> **EXERCISE REQUIREMENTS**:
Reproduce the records below in their entirety, character for character.

> **EXTRACTED INFORMATION**:
────

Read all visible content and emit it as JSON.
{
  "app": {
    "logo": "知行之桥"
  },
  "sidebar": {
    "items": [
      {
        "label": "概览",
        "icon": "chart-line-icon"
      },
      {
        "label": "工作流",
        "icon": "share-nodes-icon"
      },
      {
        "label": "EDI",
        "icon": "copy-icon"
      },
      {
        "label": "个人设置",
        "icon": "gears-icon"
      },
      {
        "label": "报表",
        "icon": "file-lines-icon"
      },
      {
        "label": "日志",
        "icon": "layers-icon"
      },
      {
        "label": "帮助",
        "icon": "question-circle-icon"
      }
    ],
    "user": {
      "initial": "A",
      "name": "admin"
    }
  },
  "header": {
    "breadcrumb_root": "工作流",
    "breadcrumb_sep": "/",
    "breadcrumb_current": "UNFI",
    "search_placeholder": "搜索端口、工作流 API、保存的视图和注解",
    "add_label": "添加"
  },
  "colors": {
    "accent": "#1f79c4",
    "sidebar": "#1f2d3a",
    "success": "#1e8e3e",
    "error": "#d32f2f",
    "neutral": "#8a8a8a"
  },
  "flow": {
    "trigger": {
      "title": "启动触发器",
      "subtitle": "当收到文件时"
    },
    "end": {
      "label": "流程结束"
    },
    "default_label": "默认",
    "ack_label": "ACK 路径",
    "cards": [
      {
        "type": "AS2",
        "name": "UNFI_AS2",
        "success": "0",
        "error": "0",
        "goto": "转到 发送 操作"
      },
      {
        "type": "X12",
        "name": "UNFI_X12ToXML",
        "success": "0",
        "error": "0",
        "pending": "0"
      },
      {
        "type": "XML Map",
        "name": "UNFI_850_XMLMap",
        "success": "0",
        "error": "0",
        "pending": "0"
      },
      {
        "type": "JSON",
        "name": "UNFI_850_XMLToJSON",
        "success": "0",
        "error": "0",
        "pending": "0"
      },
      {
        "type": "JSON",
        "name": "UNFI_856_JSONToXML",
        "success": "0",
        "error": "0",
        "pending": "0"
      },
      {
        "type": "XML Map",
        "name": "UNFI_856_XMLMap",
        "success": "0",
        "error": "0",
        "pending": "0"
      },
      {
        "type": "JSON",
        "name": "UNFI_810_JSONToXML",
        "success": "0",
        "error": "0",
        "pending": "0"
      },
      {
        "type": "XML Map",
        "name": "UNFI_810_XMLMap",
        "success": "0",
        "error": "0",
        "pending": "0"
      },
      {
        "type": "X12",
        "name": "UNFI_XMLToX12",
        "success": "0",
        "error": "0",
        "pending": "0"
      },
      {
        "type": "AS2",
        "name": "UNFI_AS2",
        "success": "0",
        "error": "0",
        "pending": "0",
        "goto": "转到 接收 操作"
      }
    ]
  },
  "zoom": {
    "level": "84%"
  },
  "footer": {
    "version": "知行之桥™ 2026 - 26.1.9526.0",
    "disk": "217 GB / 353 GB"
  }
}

────

> **RESPONSE TO THIS EXERCISE**:
Read all visible content and emit it as JSON.
{
  "app": {
    "logo": "知行之桥"
  },
  "sidebar": {
    "items": [
      {
        "label": "概览",
        "icon": "chart-line-icon"
      },
      {
        "label": "工作流",
        "icon": "share-nodes-icon"
      },
      {
        "label": "EDI",
        "icon": "copy-icon"
      },
      {
        "label": "个人设置",
        "icon": "gears-icon"
      },
      {
        "label": "报表",
        "icon": "file-lines-icon"
      },
      {
        "label": "日志",
        "icon": "layers-icon"
      },
      {
        "label": "帮助",
        "icon": "question-circle-icon"
      }
    ],
    "user": {
      "initial": "A",
      "name": "admin"
    }
  },
  "header": {
    "breadcrumb_root": "工作流",
    "breadcrumb_sep": "/",
    "breadcrumb_current": "UNFI",
    "search_placeholder": "搜索端口、工作流 API、保存的视图和注解",
    "add_label": "添加"
  },
  "colors": {
    "accent": "#1f79c4",
    "sidebar": "#1f2d3a",
    "success": "#1e8e3e",
    "error": "#d32f2f",
    "neutral": "#8a8a8a"
  },
  "flow": {
    "trigger": {
      "title": "启动触发器",
      "subtitle": "当收到文件时"
    },
    "end": {
      "label": "流程结束"
    },
    "default_label": "默认",
    "ack_label": "ACK 路径",
    "cards": [
      {
        "type": "AS2",
        "name": "UNFI_AS2",
        "success": "0",
        "error": "0",
        "goto": "转到 发送 操作"
      },
      {
        "type": "X12",
        "name": "UNFI_X12ToXML",
        "success": "0",
        "error": "0",
        "pending": "0"
      },
      {
        "type": "XML Map",
        "name": "UNFI_850_XMLMap",
        "success": "0",
        "error": "0",
        "pending": "0"
      },
      {
        "type": "JSON",
        "name": "UNFI_850_XMLToJSON",
        "success": "0",
        "error": "0",
        "pending": "0"
      },
      {
        "type": "JSON",
        "name": "UNFI_856_JSONToXML",
        "success": "0",
        "error": "0",
        "pending": "0"
      },
      {
        "type": "XML Map",
        "name": "UNFI_856_XMLMap",
        "success": "0",
        "error": "0",
        "pending": "0"
      },
      {
        "type": "JSON",
        "name": "UNFI_810_JSONToXML",
        "success": "0",
        "error": "0",
        "pending": "0"
      },
      {
        "type": "XML Map",
        "name": "UNFI_810_XMLMap",
        "success": "0",
        "error": "0",
        "pending": "0"
      },
      {
        "type": "X12",
        "name": "UNFI_XMLToX12",
        "success": "0",
        "error": "0",
        "pending": "0"
      },
      {
        "type": "AS2",
        "name": "UNFI_AS2",
        "success": "0",
        "error": "0",
        "pending": "0",
        "goto": "转到 接收 操作"
      }
    ]
  },
  "zoom": {
    "level": "84%"
  },
  "footer": {
    "version": "知行之桥™ 2026 - 26.1.9526.0",
    "disk": "217 GB / 353 GB"
  }
}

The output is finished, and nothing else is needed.